▶ GOAL
Copy each line of the entries that contains the word "name".

▶ INPUT MATERIAL
◇ ◇ ◇ ◇ ◇

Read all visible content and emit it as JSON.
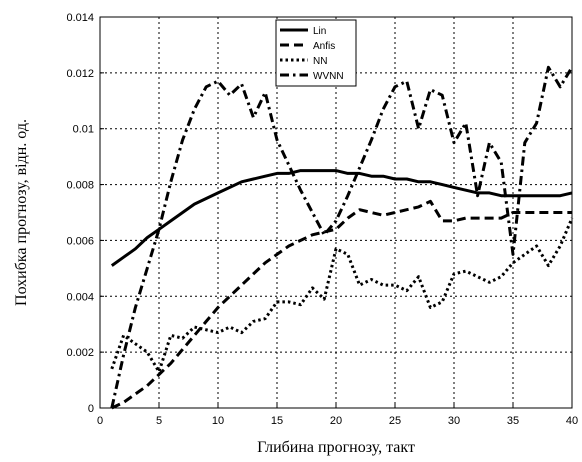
{
  "chart_data": {
    "type": "line",
    "title": "",
    "xlabel": "Глибина прогнозу, такт",
    "ylabel": "Похибка прогнозу, відн. од.",
    "xlim": [
      0,
      40
    ],
    "ylim": [
      0,
      0.014
    ],
    "x_ticks": [
      "0",
      "5",
      "10",
      "15",
      "20",
      "25",
      "30",
      "35",
      "40"
    ],
    "y_ticks": [
      "0",
      "0.002",
      "0.004",
      "0.006",
      "0.008",
      "0.01",
      "0.012",
      "0.014"
    ],
    "grid": true,
    "legend_position": "top-center",
    "series": [
      {
        "name": "Lin",
        "style": "solid",
        "color": "#000000",
        "points": [
          [
            1,
            0.0051
          ],
          [
            2,
            0.0054
          ],
          [
            3,
            0.0057
          ],
          [
            4,
            0.0061
          ],
          [
            5,
            0.0064
          ],
          [
            6,
            0.0067
          ],
          [
            7,
            0.007
          ],
          [
            8,
            0.0073
          ],
          [
            9,
            0.0075
          ],
          [
            10,
            0.0077
          ],
          [
            11,
            0.0079
          ],
          [
            12,
            0.0081
          ],
          [
            13,
            0.0082
          ],
          [
            14,
            0.0083
          ],
          [
            15,
            0.0084
          ],
          [
            16,
            0.0084
          ],
          [
            17,
            0.0085
          ],
          [
            18,
            0.0085
          ],
          [
            19,
            0.0085
          ],
          [
            20,
            0.0085
          ],
          [
            21,
            0.0084
          ],
          [
            22,
            0.0084
          ],
          [
            23,
            0.0083
          ],
          [
            24,
            0.0083
          ],
          [
            25,
            0.0082
          ],
          [
            26,
            0.0082
          ],
          [
            27,
            0.0081
          ],
          [
            28,
            0.0081
          ],
          [
            29,
            0.008
          ],
          [
            30,
            0.0079
          ],
          [
            31,
            0.0078
          ],
          [
            32,
            0.0077
          ],
          [
            33,
            0.0077
          ],
          [
            34,
            0.0076
          ],
          [
            35,
            0.0076
          ],
          [
            36,
            0.0076
          ],
          [
            37,
            0.0076
          ],
          [
            38,
            0.0076
          ],
          [
            39,
            0.0076
          ],
          [
            40,
            0.0077
          ]
        ]
      },
      {
        "name": "Anfis",
        "style": "dashed",
        "color": "#000000",
        "points": [
          [
            1,
            0.0
          ],
          [
            2,
            0.0002
          ],
          [
            3,
            0.0005
          ],
          [
            4,
            0.0008
          ],
          [
            5,
            0.0012
          ],
          [
            6,
            0.0016
          ],
          [
            7,
            0.0021
          ],
          [
            8,
            0.0026
          ],
          [
            9,
            0.0031
          ],
          [
            10,
            0.0036
          ],
          [
            11,
            0.004
          ],
          [
            12,
            0.0044
          ],
          [
            13,
            0.0048
          ],
          [
            14,
            0.0052
          ],
          [
            15,
            0.0055
          ],
          [
            16,
            0.0058
          ],
          [
            17,
            0.006
          ],
          [
            18,
            0.0062
          ],
          [
            19,
            0.0063
          ],
          [
            20,
            0.0064
          ],
          [
            21,
            0.0068
          ],
          [
            22,
            0.0071
          ],
          [
            23,
            0.007
          ],
          [
            24,
            0.0069
          ],
          [
            25,
            0.007
          ],
          [
            26,
            0.0071
          ],
          [
            27,
            0.0072
          ],
          [
            28,
            0.0074
          ],
          [
            29,
            0.0067
          ],
          [
            30,
            0.0067
          ],
          [
            31,
            0.0068
          ],
          [
            32,
            0.0068
          ],
          [
            33,
            0.0068
          ],
          [
            34,
            0.0068
          ],
          [
            35,
            0.007
          ],
          [
            36,
            0.007
          ],
          [
            37,
            0.007
          ],
          [
            38,
            0.007
          ],
          [
            39,
            0.007
          ],
          [
            40,
            0.007
          ]
        ]
      },
      {
        "name": "NN",
        "style": "dotted",
        "color": "#000000",
        "points": [
          [
            1,
            0.0014
          ],
          [
            2,
            0.0026
          ],
          [
            3,
            0.0023
          ],
          [
            4,
            0.002
          ],
          [
            5,
            0.0013
          ],
          [
            6,
            0.0026
          ],
          [
            7,
            0.0025
          ],
          [
            8,
            0.0029
          ],
          [
            9,
            0.0028
          ],
          [
            10,
            0.0027
          ],
          [
            11,
            0.0029
          ],
          [
            12,
            0.0027
          ],
          [
            13,
            0.0031
          ],
          [
            14,
            0.0032
          ],
          [
            15,
            0.0038
          ],
          [
            16,
            0.0038
          ],
          [
            17,
            0.0037
          ],
          [
            18,
            0.0043
          ],
          [
            19,
            0.0039
          ],
          [
            20,
            0.0057
          ],
          [
            21,
            0.0055
          ],
          [
            22,
            0.0044
          ],
          [
            23,
            0.0046
          ],
          [
            24,
            0.0044
          ],
          [
            25,
            0.0044
          ],
          [
            26,
            0.0042
          ],
          [
            27,
            0.0047
          ],
          [
            28,
            0.0036
          ],
          [
            29,
            0.0038
          ],
          [
            30,
            0.0048
          ],
          [
            31,
            0.0049
          ],
          [
            32,
            0.0047
          ],
          [
            33,
            0.0045
          ],
          [
            34,
            0.0047
          ],
          [
            35,
            0.0052
          ],
          [
            36,
            0.0055
          ],
          [
            37,
            0.0058
          ],
          [
            38,
            0.0051
          ],
          [
            39,
            0.0058
          ],
          [
            40,
            0.0068
          ]
        ]
      },
      {
        "name": "WVNN",
        "style": "dash-dot",
        "color": "#000000",
        "points": [
          [
            1,
            0.0
          ],
          [
            2,
            0.0019
          ],
          [
            3,
            0.0036
          ],
          [
            4,
            0.005
          ],
          [
            5,
            0.0064
          ],
          [
            6,
            0.0081
          ],
          [
            7,
            0.0096
          ],
          [
            8,
            0.0107
          ],
          [
            9,
            0.0115
          ],
          [
            10,
            0.0117
          ],
          [
            11,
            0.0112
          ],
          [
            12,
            0.0116
          ],
          [
            13,
            0.0104
          ],
          [
            14,
            0.0113
          ],
          [
            15,
            0.0096
          ],
          [
            16,
            0.0087
          ],
          [
            17,
            0.0078
          ],
          [
            18,
            0.007
          ],
          [
            19,
            0.0062
          ],
          [
            20,
            0.0067
          ],
          [
            21,
            0.0076
          ],
          [
            22,
            0.0086
          ],
          [
            23,
            0.0096
          ],
          [
            24,
            0.0107
          ],
          [
            25,
            0.0115
          ],
          [
            26,
            0.0117
          ],
          [
            27,
            0.01
          ],
          [
            28,
            0.0114
          ],
          [
            29,
            0.0112
          ],
          [
            30,
            0.0095
          ],
          [
            31,
            0.0102
          ],
          [
            32,
            0.0076
          ],
          [
            33,
            0.0095
          ],
          [
            34,
            0.0088
          ],
          [
            35,
            0.0055
          ],
          [
            36,
            0.0095
          ],
          [
            37,
            0.0102
          ],
          [
            38,
            0.0122
          ],
          [
            39,
            0.0115
          ],
          [
            40,
            0.0122
          ]
        ]
      }
    ]
  }
}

◇ ◇ ◇ ◇ ◇

▶ SOLUTION FOR THIS TASK
        "name": "Lin",
        "name": "Anfis",
        "name": "NN",
        "name": "WVNN",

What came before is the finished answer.